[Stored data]
--- Start ---

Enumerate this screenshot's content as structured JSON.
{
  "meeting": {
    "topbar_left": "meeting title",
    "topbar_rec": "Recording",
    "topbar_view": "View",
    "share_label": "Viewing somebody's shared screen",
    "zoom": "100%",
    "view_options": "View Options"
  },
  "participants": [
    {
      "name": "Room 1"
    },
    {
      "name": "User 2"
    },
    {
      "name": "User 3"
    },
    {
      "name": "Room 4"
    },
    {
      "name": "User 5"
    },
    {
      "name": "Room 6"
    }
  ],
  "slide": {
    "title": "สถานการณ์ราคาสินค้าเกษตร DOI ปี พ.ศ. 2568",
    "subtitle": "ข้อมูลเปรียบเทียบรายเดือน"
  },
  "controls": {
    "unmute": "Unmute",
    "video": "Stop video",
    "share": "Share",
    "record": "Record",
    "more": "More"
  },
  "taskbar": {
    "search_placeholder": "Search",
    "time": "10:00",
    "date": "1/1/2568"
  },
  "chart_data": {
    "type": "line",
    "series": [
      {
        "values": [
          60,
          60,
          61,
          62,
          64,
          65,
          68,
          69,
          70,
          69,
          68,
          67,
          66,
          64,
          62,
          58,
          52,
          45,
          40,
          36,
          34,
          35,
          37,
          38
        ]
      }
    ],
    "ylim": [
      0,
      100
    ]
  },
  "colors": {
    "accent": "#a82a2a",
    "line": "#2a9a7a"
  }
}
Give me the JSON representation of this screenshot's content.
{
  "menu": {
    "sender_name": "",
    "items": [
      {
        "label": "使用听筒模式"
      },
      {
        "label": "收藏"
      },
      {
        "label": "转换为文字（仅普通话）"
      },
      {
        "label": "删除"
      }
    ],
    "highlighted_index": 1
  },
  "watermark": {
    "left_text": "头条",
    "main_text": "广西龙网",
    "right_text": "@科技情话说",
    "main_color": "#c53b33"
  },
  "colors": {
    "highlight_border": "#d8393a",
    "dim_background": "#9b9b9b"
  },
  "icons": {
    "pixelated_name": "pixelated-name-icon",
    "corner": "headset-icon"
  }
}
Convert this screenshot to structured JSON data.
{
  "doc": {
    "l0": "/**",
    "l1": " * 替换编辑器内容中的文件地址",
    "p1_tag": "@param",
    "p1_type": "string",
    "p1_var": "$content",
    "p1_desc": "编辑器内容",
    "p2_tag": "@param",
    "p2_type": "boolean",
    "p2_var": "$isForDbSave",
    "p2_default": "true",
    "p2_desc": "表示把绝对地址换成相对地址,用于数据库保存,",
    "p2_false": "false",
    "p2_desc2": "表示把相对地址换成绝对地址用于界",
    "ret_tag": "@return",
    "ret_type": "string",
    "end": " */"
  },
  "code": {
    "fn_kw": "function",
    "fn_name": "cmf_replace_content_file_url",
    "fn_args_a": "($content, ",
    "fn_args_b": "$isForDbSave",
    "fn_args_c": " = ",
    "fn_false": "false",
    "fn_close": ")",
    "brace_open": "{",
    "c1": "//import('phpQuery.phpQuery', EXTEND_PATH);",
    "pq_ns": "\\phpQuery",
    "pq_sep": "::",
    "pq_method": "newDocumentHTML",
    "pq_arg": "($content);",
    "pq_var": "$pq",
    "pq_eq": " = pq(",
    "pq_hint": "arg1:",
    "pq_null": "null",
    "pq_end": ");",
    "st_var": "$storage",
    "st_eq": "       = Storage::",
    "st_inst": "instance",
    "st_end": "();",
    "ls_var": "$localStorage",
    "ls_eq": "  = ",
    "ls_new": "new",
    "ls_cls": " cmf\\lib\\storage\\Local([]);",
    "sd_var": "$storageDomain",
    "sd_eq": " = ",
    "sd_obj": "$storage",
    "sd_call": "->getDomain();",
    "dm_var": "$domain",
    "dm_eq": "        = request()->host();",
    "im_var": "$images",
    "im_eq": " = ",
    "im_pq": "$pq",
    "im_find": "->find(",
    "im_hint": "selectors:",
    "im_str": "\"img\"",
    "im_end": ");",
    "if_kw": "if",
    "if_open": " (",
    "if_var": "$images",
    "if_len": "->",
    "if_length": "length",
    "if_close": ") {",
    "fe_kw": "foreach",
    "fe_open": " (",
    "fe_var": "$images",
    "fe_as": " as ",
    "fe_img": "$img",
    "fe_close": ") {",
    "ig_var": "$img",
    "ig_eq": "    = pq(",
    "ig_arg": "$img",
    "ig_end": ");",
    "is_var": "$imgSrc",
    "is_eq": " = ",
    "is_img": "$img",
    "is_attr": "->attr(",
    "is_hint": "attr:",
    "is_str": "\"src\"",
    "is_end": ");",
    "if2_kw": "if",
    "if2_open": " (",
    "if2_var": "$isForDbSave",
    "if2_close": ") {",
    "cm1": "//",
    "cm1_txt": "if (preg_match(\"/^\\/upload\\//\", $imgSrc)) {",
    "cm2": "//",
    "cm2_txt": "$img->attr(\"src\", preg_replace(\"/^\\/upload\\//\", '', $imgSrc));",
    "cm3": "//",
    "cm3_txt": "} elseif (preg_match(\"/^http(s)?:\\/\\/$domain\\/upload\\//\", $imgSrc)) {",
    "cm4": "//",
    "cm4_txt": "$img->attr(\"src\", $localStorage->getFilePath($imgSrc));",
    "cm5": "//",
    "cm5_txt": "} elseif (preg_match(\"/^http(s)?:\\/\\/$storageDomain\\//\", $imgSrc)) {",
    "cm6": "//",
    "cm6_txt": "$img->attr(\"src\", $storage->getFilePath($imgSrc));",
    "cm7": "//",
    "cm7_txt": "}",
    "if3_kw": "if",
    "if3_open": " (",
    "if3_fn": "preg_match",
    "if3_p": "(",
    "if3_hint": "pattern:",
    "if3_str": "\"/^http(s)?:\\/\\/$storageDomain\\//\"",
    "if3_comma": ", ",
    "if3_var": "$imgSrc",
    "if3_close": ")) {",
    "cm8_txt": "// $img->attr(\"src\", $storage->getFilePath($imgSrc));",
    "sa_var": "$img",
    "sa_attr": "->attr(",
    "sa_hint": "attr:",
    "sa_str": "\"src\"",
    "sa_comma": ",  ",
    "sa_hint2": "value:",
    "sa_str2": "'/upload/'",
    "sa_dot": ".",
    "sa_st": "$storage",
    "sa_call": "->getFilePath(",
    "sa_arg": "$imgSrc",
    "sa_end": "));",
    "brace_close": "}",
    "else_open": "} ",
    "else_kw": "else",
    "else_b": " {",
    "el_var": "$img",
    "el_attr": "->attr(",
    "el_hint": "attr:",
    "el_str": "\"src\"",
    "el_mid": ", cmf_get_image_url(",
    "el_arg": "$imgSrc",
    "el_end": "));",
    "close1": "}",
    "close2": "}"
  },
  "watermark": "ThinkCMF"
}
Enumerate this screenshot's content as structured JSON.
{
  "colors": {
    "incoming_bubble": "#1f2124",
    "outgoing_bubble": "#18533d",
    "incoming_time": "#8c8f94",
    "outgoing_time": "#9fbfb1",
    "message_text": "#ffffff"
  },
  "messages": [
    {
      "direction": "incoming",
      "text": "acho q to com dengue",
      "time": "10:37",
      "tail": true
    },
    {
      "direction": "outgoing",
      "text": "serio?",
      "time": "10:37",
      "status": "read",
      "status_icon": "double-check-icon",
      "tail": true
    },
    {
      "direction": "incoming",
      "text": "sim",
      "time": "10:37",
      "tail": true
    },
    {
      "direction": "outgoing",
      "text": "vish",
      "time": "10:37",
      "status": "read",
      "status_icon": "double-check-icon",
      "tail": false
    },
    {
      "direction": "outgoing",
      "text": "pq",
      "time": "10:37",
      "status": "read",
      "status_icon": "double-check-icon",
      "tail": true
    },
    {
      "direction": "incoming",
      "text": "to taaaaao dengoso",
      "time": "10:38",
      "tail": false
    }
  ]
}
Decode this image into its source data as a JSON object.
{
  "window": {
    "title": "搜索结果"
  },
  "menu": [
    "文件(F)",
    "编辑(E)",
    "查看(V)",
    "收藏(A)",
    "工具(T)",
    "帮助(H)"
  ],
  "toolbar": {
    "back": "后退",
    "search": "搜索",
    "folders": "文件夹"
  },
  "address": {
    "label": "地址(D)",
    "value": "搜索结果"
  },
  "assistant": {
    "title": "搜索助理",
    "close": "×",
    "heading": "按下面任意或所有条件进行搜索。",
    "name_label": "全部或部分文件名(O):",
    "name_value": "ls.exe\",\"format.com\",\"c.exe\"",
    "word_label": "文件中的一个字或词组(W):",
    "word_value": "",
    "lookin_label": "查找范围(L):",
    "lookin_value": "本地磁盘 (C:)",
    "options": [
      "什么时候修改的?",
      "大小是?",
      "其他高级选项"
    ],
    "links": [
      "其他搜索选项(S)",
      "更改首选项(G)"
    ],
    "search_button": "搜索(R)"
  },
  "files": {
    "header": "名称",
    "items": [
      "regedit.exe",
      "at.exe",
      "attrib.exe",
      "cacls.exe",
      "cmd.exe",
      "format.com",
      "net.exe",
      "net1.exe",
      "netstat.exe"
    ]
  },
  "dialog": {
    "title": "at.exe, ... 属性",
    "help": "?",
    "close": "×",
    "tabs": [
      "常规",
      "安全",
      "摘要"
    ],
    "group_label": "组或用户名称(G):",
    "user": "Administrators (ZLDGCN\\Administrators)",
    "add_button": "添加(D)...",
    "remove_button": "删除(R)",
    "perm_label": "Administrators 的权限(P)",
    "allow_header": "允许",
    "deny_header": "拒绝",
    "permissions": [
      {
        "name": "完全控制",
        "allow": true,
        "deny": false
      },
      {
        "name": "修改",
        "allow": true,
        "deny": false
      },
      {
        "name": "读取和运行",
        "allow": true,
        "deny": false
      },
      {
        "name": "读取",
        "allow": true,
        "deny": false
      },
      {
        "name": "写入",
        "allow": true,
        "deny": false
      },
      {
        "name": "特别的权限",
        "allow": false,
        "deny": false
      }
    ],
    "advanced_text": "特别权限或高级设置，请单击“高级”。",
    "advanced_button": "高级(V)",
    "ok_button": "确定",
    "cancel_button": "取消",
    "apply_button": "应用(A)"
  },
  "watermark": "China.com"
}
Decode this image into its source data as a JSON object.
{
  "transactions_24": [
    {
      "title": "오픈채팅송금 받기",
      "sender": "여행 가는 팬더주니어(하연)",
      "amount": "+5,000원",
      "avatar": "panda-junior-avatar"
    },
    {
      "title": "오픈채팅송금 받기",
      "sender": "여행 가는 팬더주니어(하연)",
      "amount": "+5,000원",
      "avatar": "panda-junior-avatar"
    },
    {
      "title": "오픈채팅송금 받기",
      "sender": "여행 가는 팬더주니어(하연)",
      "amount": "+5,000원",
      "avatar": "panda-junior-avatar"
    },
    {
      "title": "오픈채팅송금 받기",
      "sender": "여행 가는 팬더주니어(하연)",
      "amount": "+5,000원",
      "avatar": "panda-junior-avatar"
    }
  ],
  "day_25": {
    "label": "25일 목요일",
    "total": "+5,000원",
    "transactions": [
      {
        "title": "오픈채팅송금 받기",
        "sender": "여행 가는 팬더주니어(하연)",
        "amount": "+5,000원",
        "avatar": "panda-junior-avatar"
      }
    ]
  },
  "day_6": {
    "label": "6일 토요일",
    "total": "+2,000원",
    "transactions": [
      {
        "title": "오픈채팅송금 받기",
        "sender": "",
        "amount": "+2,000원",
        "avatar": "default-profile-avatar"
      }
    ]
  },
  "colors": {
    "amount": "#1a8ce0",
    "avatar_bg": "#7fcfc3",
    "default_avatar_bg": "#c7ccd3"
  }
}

--- End ---

- [Aim of the task]
Copy every line that contains the string "Administrators".

- [Answer for this exercise]
    "user": "Administrators (ZLDGCN\\Administrators)",
    "perm_label": "Administrators 的权限(P)",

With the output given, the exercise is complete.